- [Set task]
Scan the records for the string "value"; copy each line where it occurs.

(A block of data)
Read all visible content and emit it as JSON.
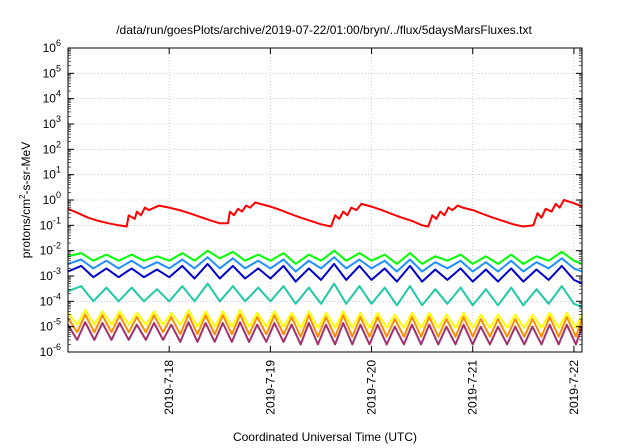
{
  "chart_data": {
    "type": "line",
    "title": "/data/run/goesPlots/archive/2019-07-22/01:00/bryn/../flux/5daysMarsFluxes.txt",
    "xlabel": "Coordinated Universal Time (UTC)",
    "ylabel": "protons/cm2-s-sr-MeV",
    "ylabel_parts": {
      "main": "protons/cm",
      "sup": "2",
      "rest": "-s-sr-MeV"
    },
    "x_units": "days (July 2019)",
    "xlim": [
      17.0,
      22.08
    ],
    "x_ticks": [
      {
        "value": 18,
        "label": "2019-7-18"
      },
      {
        "value": 19,
        "label": "2019-7-19"
      },
      {
        "value": 20,
        "label": "2019-7-20"
      },
      {
        "value": 21,
        "label": "2019-7-21"
      },
      {
        "value": 22,
        "label": "2019-7-22"
      }
    ],
    "y_scale": "log",
    "ylim": [
      1e-06,
      1000000.0
    ],
    "y_tick_exponents": [
      -6,
      -5,
      -4,
      -3,
      -2,
      -1,
      0,
      1,
      2,
      3,
      4,
      5,
      6
    ],
    "y_tick_base": "10",
    "grid": true,
    "legend": "none",
    "series": [
      {
        "color": "#ff0000",
        "x": [
          17.0,
          17.1,
          17.2,
          17.3,
          17.4,
          17.5,
          17.58,
          17.6,
          17.66,
          17.68,
          17.72,
          17.76,
          17.8,
          17.9,
          18.0,
          18.1,
          18.2,
          18.3,
          18.4,
          18.5,
          18.58,
          18.6,
          18.64,
          18.68,
          18.72,
          18.76,
          18.8,
          18.85,
          18.9,
          19.0,
          19.1,
          19.2,
          19.3,
          19.4,
          19.5,
          19.6,
          19.64,
          19.68,
          19.72,
          19.76,
          19.8,
          19.85,
          19.9,
          20.0,
          20.1,
          20.2,
          20.3,
          20.4,
          20.5,
          20.56,
          20.6,
          20.64,
          20.68,
          20.72,
          20.76,
          20.8,
          20.85,
          20.9,
          21.0,
          21.1,
          21.2,
          21.3,
          21.4,
          21.5,
          21.6,
          21.64,
          21.68,
          21.72,
          21.78,
          21.82,
          21.86,
          21.9,
          22.0,
          22.08
        ],
        "y": [
          0.45,
          0.3,
          0.2,
          0.15,
          0.12,
          0.1,
          0.09,
          0.25,
          0.18,
          0.35,
          0.25,
          0.5,
          0.4,
          0.6,
          0.5,
          0.4,
          0.3,
          0.22,
          0.16,
          0.12,
          0.12,
          0.35,
          0.25,
          0.45,
          0.35,
          0.6,
          0.5,
          0.8,
          0.7,
          0.55,
          0.4,
          0.28,
          0.2,
          0.15,
          0.11,
          0.09,
          0.25,
          0.18,
          0.35,
          0.25,
          0.5,
          0.4,
          0.7,
          0.55,
          0.4,
          0.28,
          0.2,
          0.15,
          0.1,
          0.09,
          0.25,
          0.18,
          0.35,
          0.25,
          0.5,
          0.4,
          0.6,
          0.5,
          0.4,
          0.28,
          0.2,
          0.15,
          0.11,
          0.09,
          0.1,
          0.3,
          0.2,
          0.45,
          0.35,
          0.7,
          0.5,
          1.0,
          0.75,
          0.55
        ]
      },
      {
        "color": "#00ff00",
        "x": [
          17.0,
          17.13,
          17.25,
          17.38,
          17.5,
          17.63,
          17.75,
          17.88,
          18.0,
          18.13,
          18.25,
          18.38,
          18.5,
          18.63,
          18.75,
          18.88,
          19.0,
          19.13,
          19.25,
          19.38,
          19.5,
          19.63,
          19.75,
          19.88,
          20.0,
          20.13,
          20.25,
          20.38,
          20.5,
          20.63,
          20.75,
          20.88,
          21.0,
          21.13,
          21.25,
          21.38,
          21.5,
          21.63,
          21.75,
          21.88,
          22.0,
          22.08
        ],
        "y": [
          0.006,
          0.008,
          0.004,
          0.007,
          0.004,
          0.007,
          0.004,
          0.006,
          0.004,
          0.008,
          0.004,
          0.01,
          0.005,
          0.009,
          0.004,
          0.007,
          0.004,
          0.008,
          0.003,
          0.007,
          0.004,
          0.01,
          0.004,
          0.008,
          0.004,
          0.007,
          0.003,
          0.008,
          0.003,
          0.006,
          0.004,
          0.007,
          0.003,
          0.006,
          0.003,
          0.007,
          0.003,
          0.006,
          0.004,
          0.009,
          0.004,
          0.003
        ]
      },
      {
        "color": "#1e90ff",
        "x": [
          17.0,
          17.13,
          17.25,
          17.38,
          17.5,
          17.63,
          17.75,
          17.88,
          18.0,
          18.13,
          18.25,
          18.38,
          18.5,
          18.63,
          18.75,
          18.88,
          19.0,
          19.13,
          19.25,
          19.38,
          19.5,
          19.63,
          19.75,
          19.88,
          20.0,
          20.13,
          20.25,
          20.38,
          20.5,
          20.63,
          20.75,
          20.88,
          21.0,
          21.13,
          21.25,
          21.38,
          21.5,
          21.63,
          21.75,
          21.88,
          22.0,
          22.08
        ],
        "y": [
          0.003,
          0.0045,
          0.002,
          0.004,
          0.002,
          0.004,
          0.002,
          0.0035,
          0.002,
          0.0045,
          0.002,
          0.0055,
          0.002,
          0.005,
          0.002,
          0.004,
          0.002,
          0.0045,
          0.0015,
          0.004,
          0.002,
          0.0055,
          0.002,
          0.0045,
          0.002,
          0.004,
          0.0015,
          0.0045,
          0.0015,
          0.0035,
          0.002,
          0.004,
          0.0015,
          0.0035,
          0.0015,
          0.004,
          0.0015,
          0.0035,
          0.002,
          0.005,
          0.002,
          0.0015
        ]
      },
      {
        "color": "#0000cd",
        "x": [
          17.0,
          17.13,
          17.25,
          17.38,
          17.5,
          17.63,
          17.75,
          17.88,
          18.0,
          18.13,
          18.25,
          18.38,
          18.5,
          18.63,
          18.75,
          18.88,
          19.0,
          19.13,
          19.25,
          19.38,
          19.5,
          19.63,
          19.75,
          19.88,
          20.0,
          20.13,
          20.25,
          20.38,
          20.5,
          20.63,
          20.75,
          20.88,
          21.0,
          21.13,
          21.25,
          21.38,
          21.5,
          21.63,
          21.75,
          21.88,
          22.0,
          22.08
        ],
        "y": [
          0.0015,
          0.0025,
          0.0009,
          0.002,
          0.0009,
          0.002,
          0.0009,
          0.0018,
          0.0009,
          0.0025,
          0.0008,
          0.003,
          0.0008,
          0.0025,
          0.0008,
          0.002,
          0.0008,
          0.0025,
          0.0006,
          0.002,
          0.0007,
          0.003,
          0.0007,
          0.0025,
          0.0007,
          0.002,
          0.0006,
          0.0025,
          0.0006,
          0.0018,
          0.0007,
          0.002,
          0.0006,
          0.0018,
          0.0006,
          0.002,
          0.0006,
          0.0018,
          0.0007,
          0.0025,
          0.0007,
          0.0005
        ]
      },
      {
        "color": "#20c9a6",
        "x": [
          17.0,
          17.13,
          17.25,
          17.38,
          17.5,
          17.63,
          17.75,
          17.88,
          18.0,
          18.13,
          18.25,
          18.38,
          18.5,
          18.63,
          18.75,
          18.88,
          19.0,
          19.13,
          19.25,
          19.38,
          19.5,
          19.63,
          19.75,
          19.88,
          20.0,
          20.13,
          20.25,
          20.38,
          20.5,
          20.63,
          20.75,
          20.88,
          21.0,
          21.13,
          21.25,
          21.38,
          21.5,
          21.63,
          21.75,
          21.88,
          22.0,
          22.08
        ],
        "y": [
          0.00025,
          0.0004,
          0.0001,
          0.00035,
          0.0001,
          0.00035,
          0.0001,
          0.0003,
          0.0001,
          0.0004,
          0.0001,
          0.0005,
          0.0001,
          0.0004,
          0.0001,
          0.00035,
          0.0001,
          0.0004,
          8e-05,
          0.00035,
          8e-05,
          0.0005,
          8e-05,
          0.0004,
          8e-05,
          0.00035,
          7e-05,
          0.0004,
          7e-05,
          0.0003,
          8e-05,
          0.00035,
          7e-05,
          0.0003,
          7e-05,
          0.00035,
          7e-05,
          0.0003,
          8e-05,
          0.0004,
          8e-05,
          6e-05
        ]
      },
      {
        "color": "#ffff00",
        "x": [
          17.0,
          17.09,
          17.17,
          17.26,
          17.34,
          17.43,
          17.51,
          17.6,
          17.68,
          17.77,
          17.85,
          17.94,
          18.02,
          18.11,
          18.19,
          18.28,
          18.36,
          18.45,
          18.53,
          18.62,
          18.7,
          18.79,
          18.87,
          18.96,
          19.04,
          19.13,
          19.21,
          19.3,
          19.38,
          19.47,
          19.55,
          19.64,
          19.72,
          19.81,
          19.89,
          19.98,
          20.06,
          20.15,
          20.23,
          20.32,
          20.4,
          20.49,
          20.57,
          20.66,
          20.74,
          20.83,
          20.91,
          21.0,
          21.08,
          21.17,
          21.25,
          21.34,
          21.42,
          21.51,
          21.59,
          21.68,
          21.76,
          21.85,
          21.93,
          22.02,
          22.08
        ],
        "y": [
          3.5e-05,
          1.2e-05,
          4.5e-05,
          1.2e-05,
          4e-05,
          1.2e-05,
          4e-05,
          1.2e-05,
          3.5e-05,
          1.2e-05,
          4e-05,
          1.2e-05,
          3.5e-05,
          1.2e-05,
          4.5e-05,
          1e-05,
          4e-05,
          1e-05,
          4e-05,
          1e-05,
          4.5e-05,
          1e-05,
          3.5e-05,
          1e-05,
          4e-05,
          1e-05,
          3.5e-05,
          9e-06,
          4e-05,
          9e-06,
          3.5e-05,
          9e-06,
          4e-05,
          9e-06,
          3.5e-05,
          9e-06,
          3.5e-05,
          9e-06,
          3e-05,
          9e-06,
          3.5e-05,
          9e-06,
          3.5e-05,
          9e-06,
          3e-05,
          9e-06,
          3.5e-05,
          9e-06,
          3e-05,
          9e-06,
          3e-05,
          9e-06,
          3e-05,
          9e-06,
          3e-05,
          9e-06,
          3.5e-05,
          9e-06,
          3.5e-05,
          9e-06,
          3e-05
        ]
      },
      {
        "color": "#ff8c00",
        "x": [
          17.0,
          17.09,
          17.17,
          17.26,
          17.34,
          17.43,
          17.51,
          17.6,
          17.68,
          17.77,
          17.85,
          17.94,
          18.02,
          18.11,
          18.19,
          18.28,
          18.36,
          18.45,
          18.53,
          18.62,
          18.7,
          18.79,
          18.87,
          18.96,
          19.04,
          19.13,
          19.21,
          19.3,
          19.38,
          19.47,
          19.55,
          19.64,
          19.72,
          19.81,
          19.89,
          19.98,
          20.06,
          20.15,
          20.23,
          20.32,
          20.4,
          20.49,
          20.57,
          20.66,
          20.74,
          20.83,
          20.91,
          21.0,
          21.08,
          21.17,
          21.25,
          21.34,
          21.42,
          21.51,
          21.59,
          21.68,
          21.76,
          21.85,
          21.93,
          22.02,
          22.08
        ],
        "y": [
          2.2e-05,
          6e-06,
          3e-05,
          6e-06,
          2.8e-05,
          6e-06,
          2.8e-05,
          6e-06,
          2.4e-05,
          6e-06,
          2.8e-05,
          6e-06,
          2.4e-05,
          5e-06,
          3e-05,
          5e-06,
          2.8e-05,
          5e-06,
          2.8e-05,
          5e-06,
          3e-05,
          5e-06,
          2.4e-05,
          5e-06,
          2.8e-05,
          5e-06,
          2.4e-05,
          4e-06,
          2.8e-05,
          4e-06,
          2.4e-05,
          4e-06,
          2.8e-05,
          4e-06,
          2.4e-05,
          4e-06,
          2.4e-05,
          4e-06,
          2e-05,
          4e-06,
          2.4e-05,
          4e-06,
          2.4e-05,
          4e-06,
          2e-05,
          4e-06,
          2.4e-05,
          4e-06,
          2e-05,
          4e-06,
          2e-05,
          4e-06,
          2e-05,
          4e-06,
          2e-05,
          4e-06,
          2.4e-05,
          4e-06,
          2.4e-05,
          4e-06,
          2e-05
        ]
      },
      {
        "color": "#a0306e",
        "x": [
          17.0,
          17.09,
          17.17,
          17.26,
          17.34,
          17.43,
          17.51,
          17.6,
          17.68,
          17.77,
          17.85,
          17.94,
          18.02,
          18.11,
          18.19,
          18.28,
          18.36,
          18.45,
          18.53,
          18.62,
          18.7,
          18.79,
          18.87,
          18.96,
          19.04,
          19.13,
          19.21,
          19.3,
          19.38,
          19.47,
          19.55,
          19.64,
          19.72,
          19.81,
          19.89,
          19.98,
          20.06,
          20.15,
          20.23,
          20.32,
          20.4,
          20.49,
          20.57,
          20.66,
          20.74,
          20.83,
          20.91,
          21.0,
          21.08,
          21.17,
          21.25,
          21.34,
          21.42,
          21.51,
          21.59,
          21.68,
          21.76,
          21.85,
          21.93,
          22.02,
          22.08
        ],
        "y": [
          1.2e-05,
          3e-06,
          1.5e-05,
          3e-06,
          1.4e-05,
          3e-06,
          1.4e-05,
          3e-06,
          1.2e-05,
          3e-06,
          1.4e-05,
          3e-06,
          1.2e-05,
          2.5e-06,
          1.5e-05,
          2.5e-06,
          1.4e-05,
          2.5e-06,
          1.4e-05,
          2.5e-06,
          1.5e-05,
          2.5e-06,
          1.2e-05,
          2.5e-06,
          1.4e-05,
          2.5e-06,
          1.2e-05,
          2e-06,
          1.4e-05,
          2e-06,
          1.2e-05,
          2e-06,
          1.4e-05,
          2e-06,
          1.2e-05,
          2e-06,
          1.2e-05,
          2e-06,
          1e-05,
          2e-06,
          1.2e-05,
          2e-06,
          1.2e-05,
          2e-06,
          1e-05,
          2e-06,
          1.2e-05,
          2e-06,
          1e-05,
          2e-06,
          1e-05,
          2e-06,
          1e-05,
          2e-06,
          1e-05,
          2e-06,
          1.2e-05,
          2e-06,
          1.2e-05,
          2e-06,
          1e-05
        ]
      }
    ]
  }
}
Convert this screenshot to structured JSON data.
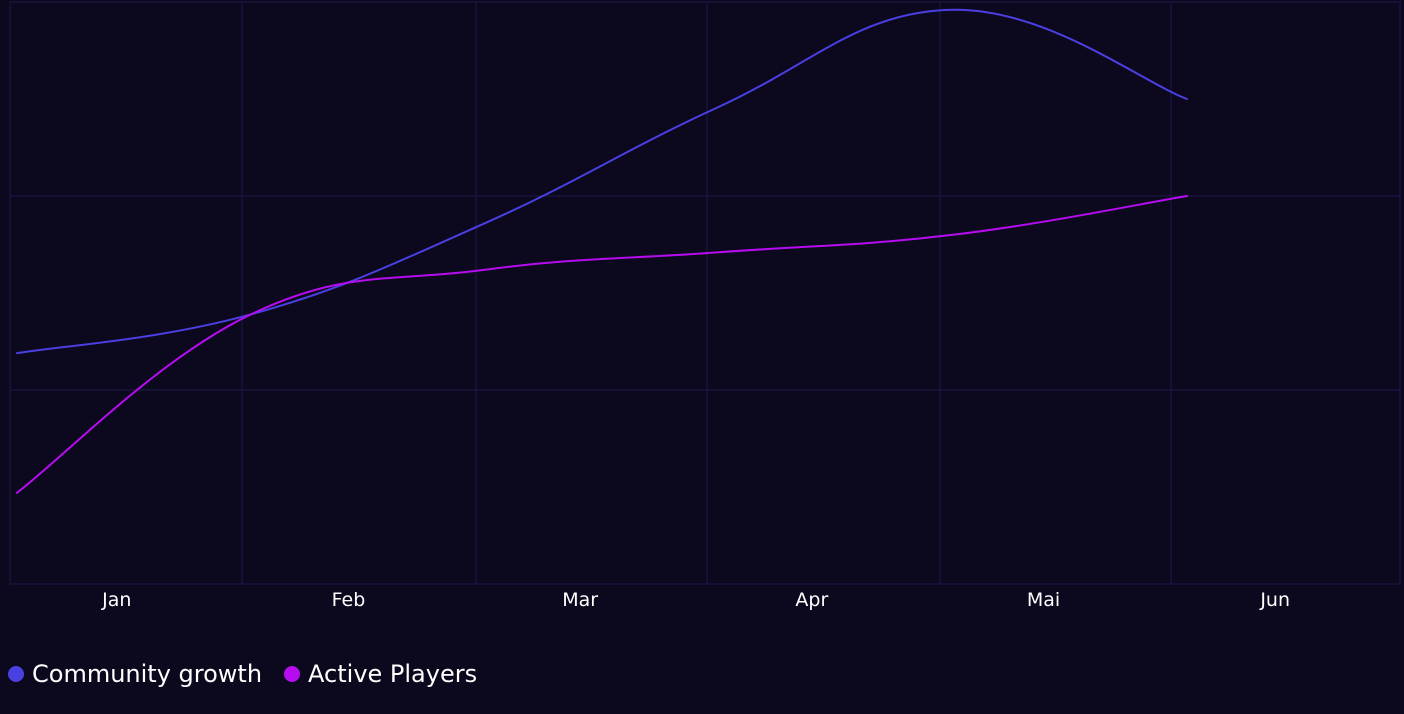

- [Response for this exercise]
        "value": 18,
        "value": 19,
        "value": 20,
        "value": 21,
        "value": 22,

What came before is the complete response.